● **Short exercise**
Repeat everything in the material exactly.

● **Task input**
+---+
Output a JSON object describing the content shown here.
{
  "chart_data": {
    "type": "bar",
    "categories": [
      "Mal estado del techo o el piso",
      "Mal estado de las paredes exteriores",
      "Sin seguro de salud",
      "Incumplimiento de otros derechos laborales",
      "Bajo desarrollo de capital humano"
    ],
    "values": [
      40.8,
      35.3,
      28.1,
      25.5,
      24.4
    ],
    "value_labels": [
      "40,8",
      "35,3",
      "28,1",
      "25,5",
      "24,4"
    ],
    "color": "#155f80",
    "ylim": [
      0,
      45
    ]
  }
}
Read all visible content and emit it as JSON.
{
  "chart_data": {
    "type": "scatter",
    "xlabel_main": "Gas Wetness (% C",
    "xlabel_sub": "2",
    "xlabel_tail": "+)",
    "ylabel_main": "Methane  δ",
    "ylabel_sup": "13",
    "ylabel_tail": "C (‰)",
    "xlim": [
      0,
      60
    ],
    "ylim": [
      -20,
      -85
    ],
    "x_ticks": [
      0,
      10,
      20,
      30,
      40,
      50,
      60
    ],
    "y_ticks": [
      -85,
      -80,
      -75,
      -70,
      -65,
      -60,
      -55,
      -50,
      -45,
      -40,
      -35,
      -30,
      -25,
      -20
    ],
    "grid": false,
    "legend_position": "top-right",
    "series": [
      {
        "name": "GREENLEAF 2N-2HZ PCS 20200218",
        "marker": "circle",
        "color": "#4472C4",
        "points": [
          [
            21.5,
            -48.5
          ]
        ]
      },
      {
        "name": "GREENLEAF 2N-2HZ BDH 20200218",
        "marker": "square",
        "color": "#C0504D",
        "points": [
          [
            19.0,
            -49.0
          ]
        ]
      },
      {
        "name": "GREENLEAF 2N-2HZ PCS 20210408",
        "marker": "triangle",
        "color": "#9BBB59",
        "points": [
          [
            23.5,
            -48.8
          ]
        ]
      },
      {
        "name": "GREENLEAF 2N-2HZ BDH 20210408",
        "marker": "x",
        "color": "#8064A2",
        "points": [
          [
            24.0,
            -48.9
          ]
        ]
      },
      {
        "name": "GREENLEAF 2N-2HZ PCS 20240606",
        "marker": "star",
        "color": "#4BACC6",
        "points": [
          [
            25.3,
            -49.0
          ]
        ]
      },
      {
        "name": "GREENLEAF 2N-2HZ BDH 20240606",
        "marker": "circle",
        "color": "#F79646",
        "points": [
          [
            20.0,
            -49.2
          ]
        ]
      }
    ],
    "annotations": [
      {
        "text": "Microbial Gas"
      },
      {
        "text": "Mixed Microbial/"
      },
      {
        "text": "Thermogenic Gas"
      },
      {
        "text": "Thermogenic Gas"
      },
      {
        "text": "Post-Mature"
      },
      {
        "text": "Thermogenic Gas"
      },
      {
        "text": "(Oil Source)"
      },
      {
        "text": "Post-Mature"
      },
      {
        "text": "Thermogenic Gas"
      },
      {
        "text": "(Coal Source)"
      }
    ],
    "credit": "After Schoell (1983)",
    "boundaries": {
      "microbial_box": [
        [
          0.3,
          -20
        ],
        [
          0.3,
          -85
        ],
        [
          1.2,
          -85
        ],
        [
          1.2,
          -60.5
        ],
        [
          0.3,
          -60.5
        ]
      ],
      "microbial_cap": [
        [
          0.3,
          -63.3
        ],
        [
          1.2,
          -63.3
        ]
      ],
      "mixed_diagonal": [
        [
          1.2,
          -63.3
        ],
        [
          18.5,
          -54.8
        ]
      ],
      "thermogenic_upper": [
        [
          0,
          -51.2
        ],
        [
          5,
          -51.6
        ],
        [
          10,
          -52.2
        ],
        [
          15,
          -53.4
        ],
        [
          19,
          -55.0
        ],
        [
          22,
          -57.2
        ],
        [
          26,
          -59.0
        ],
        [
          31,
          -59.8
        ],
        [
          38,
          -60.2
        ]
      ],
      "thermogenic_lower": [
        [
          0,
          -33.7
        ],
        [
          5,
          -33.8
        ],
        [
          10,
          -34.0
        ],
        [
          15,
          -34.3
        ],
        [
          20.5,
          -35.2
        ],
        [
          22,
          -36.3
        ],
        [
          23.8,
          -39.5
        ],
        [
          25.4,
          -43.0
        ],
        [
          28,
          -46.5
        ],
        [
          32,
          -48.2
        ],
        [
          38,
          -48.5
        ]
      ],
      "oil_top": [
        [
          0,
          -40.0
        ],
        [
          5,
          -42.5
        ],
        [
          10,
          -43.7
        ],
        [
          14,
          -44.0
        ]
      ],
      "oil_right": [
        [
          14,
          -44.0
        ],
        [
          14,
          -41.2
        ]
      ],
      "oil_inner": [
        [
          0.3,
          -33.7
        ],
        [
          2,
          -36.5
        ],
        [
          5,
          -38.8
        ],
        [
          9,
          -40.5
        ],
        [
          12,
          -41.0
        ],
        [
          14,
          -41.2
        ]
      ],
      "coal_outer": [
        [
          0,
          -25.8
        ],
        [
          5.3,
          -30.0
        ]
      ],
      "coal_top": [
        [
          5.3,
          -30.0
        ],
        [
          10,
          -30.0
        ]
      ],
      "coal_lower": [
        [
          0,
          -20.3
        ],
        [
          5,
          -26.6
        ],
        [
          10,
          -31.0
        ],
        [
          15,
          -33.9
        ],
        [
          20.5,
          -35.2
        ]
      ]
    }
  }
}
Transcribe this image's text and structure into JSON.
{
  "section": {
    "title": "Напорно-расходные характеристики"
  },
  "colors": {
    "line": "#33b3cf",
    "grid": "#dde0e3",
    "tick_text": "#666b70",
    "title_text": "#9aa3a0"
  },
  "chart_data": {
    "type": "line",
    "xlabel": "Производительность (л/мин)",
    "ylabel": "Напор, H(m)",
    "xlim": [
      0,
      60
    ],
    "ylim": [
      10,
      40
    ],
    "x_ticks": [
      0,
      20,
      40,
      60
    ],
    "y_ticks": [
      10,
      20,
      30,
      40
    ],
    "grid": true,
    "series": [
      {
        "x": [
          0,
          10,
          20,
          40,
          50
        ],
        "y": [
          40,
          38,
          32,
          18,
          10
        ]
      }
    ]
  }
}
+---+
● **Exercise response**
Output a JSON object describing the content shown here.
{
  "chart_data": {
    "type": "bar",
    "categories": [
      "Mal estado del techo o el piso",
      "Mal estado de las paredes exteriores",
      "Sin seguro de salud",
      "Incumplimiento de otros derechos laborales",
      "Bajo desarrollo de capital humano"
    ],
    "values": [
      40.8,
      35.3,
      28.1,
      25.5,
      24.4
    ],
    "value_labels": [
      "40,8",
      "35,3",
      "28,1",
      "25,5",
      "24,4"
    ],
    "color": "#155f80",
    "ylim": [
      0,
      45
    ]
  }
}
Read all visible content and emit it as JSON.
{
  "chart_data": {
    "type": "scatter",
    "xlabel_main": "Gas Wetness (% C",
    "xlabel_sub": "2",
    "xlabel_tail": "+)",
    "ylabel_main": "Methane  δ",
    "ylabel_sup": "13",
    "ylabel_tail": "C (‰)",
    "xlim": [
      0,
      60
    ],
    "ylim": [
      -20,
      -85
    ],
    "x_ticks": [
      0,
      10,
      20,
      30,
      40,
      50,
      60
    ],
    "y_ticks": [
      -85,
      -80,
      -75,
      -70,
      -65,
      -60,
      -55,
      -50,
      -45,
      -40,
      -35,
      -30,
      -25,
      -20
    ],
    "grid": false,
    "legend_position": "top-right",
    "series": [
      {
        "name": "GREENLEAF 2N-2HZ PCS 20200218",
        "marker": "circle",
        "color": "#4472C4",
        "points": [
          [
            21.5,
            -48.5
          ]
        ]
      },
      {
        "name": "GREENLEAF 2N-2HZ BDH 20200218",
        "marker": "square",
        "color": "#C0504D",
        "points": [
          [
            19.0,
            -49.0
          ]
        ]
      },
      {
        "name": "GREENLEAF 2N-2HZ PCS 20210408",
        "marker": "triangle",
        "color": "#9BBB59",
        "points": [
          [
            23.5,
            -48.8
          ]
        ]
      },
      {
        "name": "GREENLEAF 2N-2HZ BDH 20210408",
        "marker": "x",
        "color": "#8064A2",
        "points": [
          [
            24.0,
            -48.9
          ]
        ]
      },
      {
        "name": "GREENLEAF 2N-2HZ PCS 20240606",
        "marker": "star",
        "color": "#4BACC6",
        "points": [
          [
            25.3,
            -49.0
          ]
        ]
      },
      {
        "name": "GREENLEAF 2N-2HZ BDH 20240606",
        "marker": "circle",
        "color": "#F79646",
        "points": [
          [
            20.0,
            -49.2
          ]
        ]
      }
    ],
    "annotations": [
      {
        "text": "Microbial Gas"
      },
      {
        "text": "Mixed Microbial/"
      },
      {
        "text": "Thermogenic Gas"
      },
      {
        "text": "Thermogenic Gas"
      },
      {
        "text": "Post-Mature"
      },
      {
        "text": "Thermogenic Gas"
      },
      {
        "text": "(Oil Source)"
      },
      {
        "text": "Post-Mature"
      },
      {
        "text": "Thermogenic Gas"
      },
      {
        "text": "(Coal Source)"
      }
    ],
    "credit": "After Schoell (1983)",
    "boundaries": {
      "microbial_box": [
        [
          0.3,
          -20
        ],
        [
          0.3,
          -85
        ],
        [
          1.2,
          -85
        ],
        [
          1.2,
          -60.5
        ],
        [
          0.3,
          -60.5
        ]
      ],
      "microbial_cap": [
        [
          0.3,
          -63.3
        ],
        [
          1.2,
          -63.3
        ]
      ],
      "mixed_diagonal": [
        [
          1.2,
          -63.3
        ],
        [
          18.5,
          -54.8
        ]
      ],
      "thermogenic_upper": [
        [
          0,
          -51.2
        ],
        [
          5,
          -51.6
        ],
        [
          10,
          -52.2
        ],
        [
          15,
          -53.4
        ],
        [
          19,
          -55.0
        ],
        [
          22,
          -57.2
        ],
        [
          26,
          -59.0
        ],
        [
          31,
          -59.8
        ],
        [
          38,
          -60.2
        ]
      ],
      "thermogenic_lower": [
        [
          0,
          -33.7
        ],
        [
          5,
          -33.8
        ],
        [
          10,
          -34.0
        ],
        [
          15,
          -34.3
        ],
        [
          20.5,
          -35.2
        ],
        [
          22,
          -36.3
        ],
        [
          23.8,
          -39.5
        ],
        [
          25.4,
          -43.0
        ],
        [
          28,
          -46.5
        ],
        [
          32,
          -48.2
        ],
        [
          38,
          -48.5
        ]
      ],
      "oil_top": [
        [
          0,
          -40.0
        ],
        [
          5,
          -42.5
        ],
        [
          10,
          -43.7
        ],
        [
          14,
          -44.0
        ]
      ],
      "oil_right": [
        [
          14,
          -44.0
        ],
        [
          14,
          -41.2
        ]
      ],
      "oil_inner": [
        [
          0.3,
          -33.7
        ],
        [
          2,
          -36.5
        ],
        [
          5,
          -38.8
        ],
        [
          9,
          -40.5
        ],
        [
          12,
          -41.0
        ],
        [
          14,
          -41.2
        ]
      ],
      "coal_outer": [
        [
          0,
          -25.8
        ],
        [
          5.3,
          -30.0
        ]
      ],
      "coal_top": [
        [
          5.3,
          -30.0
        ],
        [
          10,
          -30.0
        ]
      ],
      "coal_lower": [
        [
          0,
          -20.3
        ],
        [
          5,
          -26.6
        ],
        [
          10,
          -31.0
        ],
        [
          15,
          -33.9
        ],
        [
          20.5,
          -35.2
        ]
      ]
    }
  }
}
Transcribe this image's text and structure into JSON.
{
  "section": {
    "title": "Напорно-расходные характеристики"
  },
  "colors": {
    "line": "#33b3cf",
    "grid": "#dde0e3",
    "tick_text": "#666b70",
    "title_text": "#9aa3a0"
  },
  "chart_data": {
    "type": "line",
    "xlabel": "Производительность (л/мин)",
    "ylabel": "Напор, H(m)",
    "xlim": [
      0,
      60
    ],
    "ylim": [
      10,
      40
    ],
    "x_ticks": [
      0,
      20,
      40,
      60
    ],
    "y_ticks": [
      10,
      20,
      30,
      40
    ],
    "grid": true,
    "series": [
      {
        "x": [
          0,
          10,
          20,
          40,
          50
        ],
        "y": [
          40,
          38,
          32,
          18,
          10
        ]
      }
    ]
  }
}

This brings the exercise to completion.